## WHAT THIS TASK INVOLVES
Copy the material below with "bounding boxes" switched to "coordinates" and everything else unchanged. Leave out the pictures.

## EXTRACTED MATERIAL

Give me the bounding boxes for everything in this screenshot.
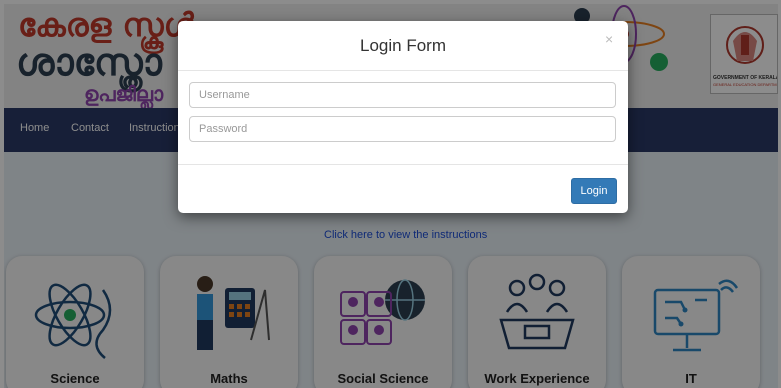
login-modal: Login Form × Login [178,21,628,213]
password-field[interactable] [189,116,616,142]
close-icon[interactable]: × [605,31,613,47]
username-field[interactable] [189,82,616,108]
modal-title: Login Form [360,36,446,55]
modal-footer: Login [178,164,628,213]
login-button[interactable]: Login [571,178,617,204]
modal-header: Login Form × [178,21,628,71]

## RESULT FOR THIS TASK
Give me the coordinates for everything in this screenshot.
login-modal: Login Form × Login [178,21,628,213]
password-field[interactable] [189,116,616,142]
close-icon[interactable]: × [605,31,613,47]
username-field[interactable] [189,82,616,108]
modal-title: Login Form [360,36,446,55]
modal-footer: Login [178,164,628,213]
login-button[interactable]: Login [571,178,617,204]
modal-header: Login Form × [178,21,628,71]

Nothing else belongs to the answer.